:: THE EXERCISE ::
Please print all of the material below, word for word.

:: RECORDS FOR THE EXERCISE ::
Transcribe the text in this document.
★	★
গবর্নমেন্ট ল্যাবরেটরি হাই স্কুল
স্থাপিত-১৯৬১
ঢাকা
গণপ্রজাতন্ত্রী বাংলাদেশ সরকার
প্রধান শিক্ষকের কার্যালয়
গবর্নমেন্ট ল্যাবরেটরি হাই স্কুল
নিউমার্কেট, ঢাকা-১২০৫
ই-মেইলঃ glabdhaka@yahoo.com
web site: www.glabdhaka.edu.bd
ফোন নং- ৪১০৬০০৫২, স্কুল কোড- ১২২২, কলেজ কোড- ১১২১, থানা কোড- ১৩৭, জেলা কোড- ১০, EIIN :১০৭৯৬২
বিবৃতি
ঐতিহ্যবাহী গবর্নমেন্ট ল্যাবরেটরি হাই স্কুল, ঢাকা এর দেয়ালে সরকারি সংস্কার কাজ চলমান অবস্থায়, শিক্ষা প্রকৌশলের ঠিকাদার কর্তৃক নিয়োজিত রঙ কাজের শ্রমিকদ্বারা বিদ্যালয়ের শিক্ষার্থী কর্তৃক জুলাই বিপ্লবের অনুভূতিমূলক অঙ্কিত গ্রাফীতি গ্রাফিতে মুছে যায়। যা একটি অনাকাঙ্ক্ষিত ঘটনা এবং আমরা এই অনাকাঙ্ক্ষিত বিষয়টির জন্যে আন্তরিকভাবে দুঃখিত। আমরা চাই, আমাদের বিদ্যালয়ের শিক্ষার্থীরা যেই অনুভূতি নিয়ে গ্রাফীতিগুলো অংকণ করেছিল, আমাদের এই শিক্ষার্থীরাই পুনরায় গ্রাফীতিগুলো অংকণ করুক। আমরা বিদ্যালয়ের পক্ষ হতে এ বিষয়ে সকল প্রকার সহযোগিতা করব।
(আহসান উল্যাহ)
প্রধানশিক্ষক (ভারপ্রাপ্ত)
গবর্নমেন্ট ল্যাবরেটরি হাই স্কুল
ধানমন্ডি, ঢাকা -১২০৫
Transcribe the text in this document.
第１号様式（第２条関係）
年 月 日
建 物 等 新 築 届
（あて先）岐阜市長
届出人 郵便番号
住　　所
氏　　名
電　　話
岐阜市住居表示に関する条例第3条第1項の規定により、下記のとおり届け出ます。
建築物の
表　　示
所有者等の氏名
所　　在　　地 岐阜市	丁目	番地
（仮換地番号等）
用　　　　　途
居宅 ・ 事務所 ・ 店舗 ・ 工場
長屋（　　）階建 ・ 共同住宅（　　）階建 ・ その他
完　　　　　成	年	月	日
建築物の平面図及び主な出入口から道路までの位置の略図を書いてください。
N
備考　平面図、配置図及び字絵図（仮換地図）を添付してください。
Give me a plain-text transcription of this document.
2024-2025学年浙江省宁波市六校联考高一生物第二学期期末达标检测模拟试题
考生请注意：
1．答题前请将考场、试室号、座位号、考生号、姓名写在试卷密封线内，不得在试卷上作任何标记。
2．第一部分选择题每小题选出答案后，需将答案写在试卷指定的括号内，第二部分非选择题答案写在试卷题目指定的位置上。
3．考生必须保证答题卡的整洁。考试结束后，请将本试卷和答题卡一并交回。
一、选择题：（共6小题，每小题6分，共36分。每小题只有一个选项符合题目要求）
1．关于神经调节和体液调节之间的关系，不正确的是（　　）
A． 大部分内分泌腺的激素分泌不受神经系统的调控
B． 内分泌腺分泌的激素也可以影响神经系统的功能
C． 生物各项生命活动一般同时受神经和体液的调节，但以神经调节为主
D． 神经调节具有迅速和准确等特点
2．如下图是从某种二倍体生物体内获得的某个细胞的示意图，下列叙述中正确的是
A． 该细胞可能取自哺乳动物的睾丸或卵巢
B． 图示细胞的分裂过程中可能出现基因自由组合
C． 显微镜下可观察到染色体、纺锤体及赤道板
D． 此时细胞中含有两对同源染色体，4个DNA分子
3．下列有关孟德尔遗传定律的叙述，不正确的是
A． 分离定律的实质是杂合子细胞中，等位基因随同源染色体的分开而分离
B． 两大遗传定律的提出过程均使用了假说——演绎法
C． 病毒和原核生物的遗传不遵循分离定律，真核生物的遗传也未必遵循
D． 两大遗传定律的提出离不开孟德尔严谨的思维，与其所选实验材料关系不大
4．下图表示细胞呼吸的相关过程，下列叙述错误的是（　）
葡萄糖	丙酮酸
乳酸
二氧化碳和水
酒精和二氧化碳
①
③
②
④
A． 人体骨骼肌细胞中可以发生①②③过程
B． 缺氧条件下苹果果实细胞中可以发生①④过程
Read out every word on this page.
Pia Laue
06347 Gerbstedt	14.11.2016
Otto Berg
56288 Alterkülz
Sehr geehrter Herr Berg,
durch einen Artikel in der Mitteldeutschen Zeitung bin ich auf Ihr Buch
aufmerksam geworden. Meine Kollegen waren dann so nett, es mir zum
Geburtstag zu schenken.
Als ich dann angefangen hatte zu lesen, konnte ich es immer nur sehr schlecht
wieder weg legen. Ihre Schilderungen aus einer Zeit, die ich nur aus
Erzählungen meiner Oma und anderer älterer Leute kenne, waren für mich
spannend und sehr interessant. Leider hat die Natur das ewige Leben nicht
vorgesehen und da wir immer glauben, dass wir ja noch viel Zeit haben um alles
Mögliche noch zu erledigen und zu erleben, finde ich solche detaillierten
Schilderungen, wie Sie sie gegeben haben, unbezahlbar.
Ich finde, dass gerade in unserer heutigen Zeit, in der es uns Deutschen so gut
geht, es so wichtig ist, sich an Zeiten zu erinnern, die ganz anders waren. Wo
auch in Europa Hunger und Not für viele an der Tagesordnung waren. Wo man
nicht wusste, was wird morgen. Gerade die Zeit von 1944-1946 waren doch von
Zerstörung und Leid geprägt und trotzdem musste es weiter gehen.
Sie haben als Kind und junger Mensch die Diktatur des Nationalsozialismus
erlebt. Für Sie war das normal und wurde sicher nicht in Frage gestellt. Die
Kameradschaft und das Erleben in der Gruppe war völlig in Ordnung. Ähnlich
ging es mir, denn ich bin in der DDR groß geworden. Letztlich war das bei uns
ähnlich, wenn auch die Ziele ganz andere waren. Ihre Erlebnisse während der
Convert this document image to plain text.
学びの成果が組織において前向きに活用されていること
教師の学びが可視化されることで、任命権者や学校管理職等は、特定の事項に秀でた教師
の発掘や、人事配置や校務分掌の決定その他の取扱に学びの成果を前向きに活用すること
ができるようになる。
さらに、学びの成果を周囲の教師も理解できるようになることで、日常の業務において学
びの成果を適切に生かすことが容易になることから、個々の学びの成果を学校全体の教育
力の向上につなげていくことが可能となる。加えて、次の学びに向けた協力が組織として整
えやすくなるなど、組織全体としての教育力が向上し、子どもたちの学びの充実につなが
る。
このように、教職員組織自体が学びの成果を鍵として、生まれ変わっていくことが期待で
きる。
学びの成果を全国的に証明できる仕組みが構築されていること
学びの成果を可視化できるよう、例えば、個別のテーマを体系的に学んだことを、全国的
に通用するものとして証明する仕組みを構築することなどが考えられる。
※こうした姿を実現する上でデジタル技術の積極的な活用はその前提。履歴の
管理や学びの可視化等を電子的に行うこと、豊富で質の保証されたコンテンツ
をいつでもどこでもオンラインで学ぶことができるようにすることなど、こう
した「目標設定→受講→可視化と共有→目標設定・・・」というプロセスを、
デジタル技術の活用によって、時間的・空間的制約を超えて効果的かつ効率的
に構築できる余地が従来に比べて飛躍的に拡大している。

:: WRITTEN RESPONSE ::
Transcribe the text in this document.
★	★
গবর্নমেন্ট ল্যাবরেটরি হাই স্কুল
স্থাপিত-১৯৬১
ঢাকা
গণপ্রজাতন্ত্রী বাংলাদেশ সরকার
প্রধান শিক্ষকের কার্যালয়
গবর্নমেন্ট ল্যাবরেটরি হাই স্কুল
নিউমার্কেট, ঢাকা-১২০৫
ই-মেইলঃ glabdhaka@yahoo.com
web site: www.glabdhaka.edu.bd
ফোন নং- ৪১০৬০০৫২, স্কুল কোড- ১২২২, কলেজ কোড- ১১২১, থানা কোড- ১৩৭, জেলা কোড- ১০, EIIN :১০৭৯৬২
বিবৃতি
ঐতিহ্যবাহী গবর্নমেন্ট ল্যাবরেটরি হাই স্কুল, ঢাকা এর দেয়ালে সরকারি সংস্কার কাজ চলমান অবস্থায়, শিক্ষা প্রকৌশলের ঠিকাদার কর্তৃক নিয়োজিত রঙ কাজের শ্রমিকদ্বারা বিদ্যালয়ের শিক্ষার্থী কর্তৃক জুলাই বিপ্লবের অনুভূতিমূলক অঙ্কিত গ্রাফীতি গ্রাফিতে মুছে যায়। যা একটি অনাকাঙ্ক্ষিত ঘটনা এবং আমরা এই অনাকাঙ্ক্ষিত বিষয়টির জন্যে আন্তরিকভাবে দুঃখিত। আমরা চাই, আমাদের বিদ্যালয়ের শিক্ষার্থীরা যেই অনুভূতি নিয়ে গ্রাফীতিগুলো অংকণ করেছিল, আমাদের এই শিক্ষার্থীরাই পুনরায় গ্রাফীতিগুলো অংকণ করুক। আমরা বিদ্যালয়ের পক্ষ হতে এ বিষয়ে সকল প্রকার সহযোগিতা করব।
(আহসান উল্যাহ)
প্রধানশিক্ষক (ভারপ্রাপ্ত)
গবর্নমেন্ট ল্যাবরেটরি হাই স্কুল
ধানমন্ডি, ঢাকা -১২০৫
Transcribe the text in this document.
第１号様式（第２条関係）
年 月 日
建 物 等 新 築 届
（あて先）岐阜市長
届出人 郵便番号
住　　所
氏　　名
電　　話
岐阜市住居表示に関する条例第3条第1項の規定により、下記のとおり届け出ます。
建築物の
表　　示
所有者等の氏名
所　　在　　地 岐阜市	丁目	番地
（仮換地番号等）
用　　　　　途
居宅 ・ 事務所 ・ 店舗 ・ 工場
長屋（　　）階建 ・ 共同住宅（　　）階建 ・ その他
完　　　　　成	年	月	日
建築物の平面図及び主な出入口から道路までの位置の略図を書いてください。
N
備考　平面図、配置図及び字絵図（仮換地図）を添付してください。
Give me a plain-text transcription of this document.
2024-2025学年浙江省宁波市六校联考高一生物第二学期期末达标检测模拟试题
考生请注意：
1．答题前请将考场、试室号、座位号、考生号、姓名写在试卷密封线内，不得在试卷上作任何标记。
2．第一部分选择题每小题选出答案后，需将答案写在试卷指定的括号内，第二部分非选择题答案写在试卷题目指定的位置上。
3．考生必须保证答题卡的整洁。考试结束后，请将本试卷和答题卡一并交回。
一、选择题：（共6小题，每小题6分，共36分。每小题只有一个选项符合题目要求）
1．关于神经调节和体液调节之间的关系，不正确的是（　　）
A． 大部分内分泌腺的激素分泌不受神经系统的调控
B． 内分泌腺分泌的激素也可以影响神经系统的功能
C． 生物各项生命活动一般同时受神经和体液的调节，但以神经调节为主
D． 神经调节具有迅速和准确等特点
2．如下图是从某种二倍体生物体内获得的某个细胞的示意图，下列叙述中正确的是
A． 该细胞可能取自哺乳动物的睾丸或卵巢
B． 图示细胞的分裂过程中可能出现基因自由组合
C． 显微镜下可观察到染色体、纺锤体及赤道板
D． 此时细胞中含有两对同源染色体，4个DNA分子
3．下列有关孟德尔遗传定律的叙述，不正确的是
A． 分离定律的实质是杂合子细胞中，等位基因随同源染色体的分开而分离
B． 两大遗传定律的提出过程均使用了假说——演绎法
C． 病毒和原核生物的遗传不遵循分离定律，真核生物的遗传也未必遵循
D． 两大遗传定律的提出离不开孟德尔严谨的思维，与其所选实验材料关系不大
4．下图表示细胞呼吸的相关过程，下列叙述错误的是（　）
葡萄糖	丙酮酸
乳酸
二氧化碳和水
酒精和二氧化碳
①
③
②
④
A． 人体骨骼肌细胞中可以发生①②③过程
B． 缺氧条件下苹果果实细胞中可以发生①④过程
Read out every word on this page.
Pia Laue
06347 Gerbstedt	14.11.2016
Otto Berg
56288 Alterkülz
Sehr geehrter Herr Berg,
durch einen Artikel in der Mitteldeutschen Zeitung bin ich auf Ihr Buch
aufmerksam geworden. Meine Kollegen waren dann so nett, es mir zum
Geburtstag zu schenken.
Als ich dann angefangen hatte zu lesen, konnte ich es immer nur sehr schlecht
wieder weg legen. Ihre Schilderungen aus einer Zeit, die ich nur aus
Erzählungen meiner Oma und anderer älterer Leute kenne, waren für mich
spannend und sehr interessant. Leider hat die Natur das ewige Leben nicht
vorgesehen und da wir immer glauben, dass wir ja noch viel Zeit haben um alles
Mögliche noch zu erledigen und zu erleben, finde ich solche detaillierten
Schilderungen, wie Sie sie gegeben haben, unbezahlbar.
Ich finde, dass gerade in unserer heutigen Zeit, in der es uns Deutschen so gut
geht, es so wichtig ist, sich an Zeiten zu erinnern, die ganz anders waren. Wo
auch in Europa Hunger und Not für viele an der Tagesordnung waren. Wo man
nicht wusste, was wird morgen. Gerade die Zeit von 1944-1946 waren doch von
Zerstörung und Leid geprägt und trotzdem musste es weiter gehen.
Sie haben als Kind und junger Mensch die Diktatur des Nationalsozialismus
erlebt. Für Sie war das normal und wurde sicher nicht in Frage gestellt. Die
Kameradschaft und das Erleben in der Gruppe war völlig in Ordnung. Ähnlich
ging es mir, denn ich bin in der DDR groß geworden. Letztlich war das bei uns
ähnlich, wenn auch die Ziele ganz andere waren. Ihre Erlebnisse während der
Convert this document image to plain text.
学びの成果が組織において前向きに活用されていること
教師の学びが可視化されることで、任命権者や学校管理職等は、特定の事項に秀でた教師
の発掘や、人事配置や校務分掌の決定その他の取扱に学びの成果を前向きに活用すること
ができるようになる。
さらに、学びの成果を周囲の教師も理解できるようになることで、日常の業務において学
びの成果を適切に生かすことが容易になることから、個々の学びの成果を学校全体の教育
力の向上につなげていくことが可能となる。加えて、次の学びに向けた協力が組織として整
えやすくなるなど、組織全体としての教育力が向上し、子どもたちの学びの充実につなが
る。
このように、教職員組織自体が学びの成果を鍵として、生まれ変わっていくことが期待で
きる。
学びの成果を全国的に証明できる仕組みが構築されていること
学びの成果を可視化できるよう、例えば、個別のテーマを体系的に学んだことを、全国的
に通用するものとして証明する仕組みを構築することなどが考えられる。
※こうした姿を実現する上でデジタル技術の積極的な活用はその前提。履歴の
管理や学びの可視化等を電子的に行うこと、豊富で質の保証されたコンテンツ
をいつでもどこでもオンラインで学ぶことができるようにすることなど、こう
した「目標設定→受講→可視化と共有→目標設定・・・」というプロセスを、
デジタル技術の活用によって、時間的・空間的制約を超えて効果的かつ効率的
に構築できる余地が従来に比べて飛躍的に拡大している。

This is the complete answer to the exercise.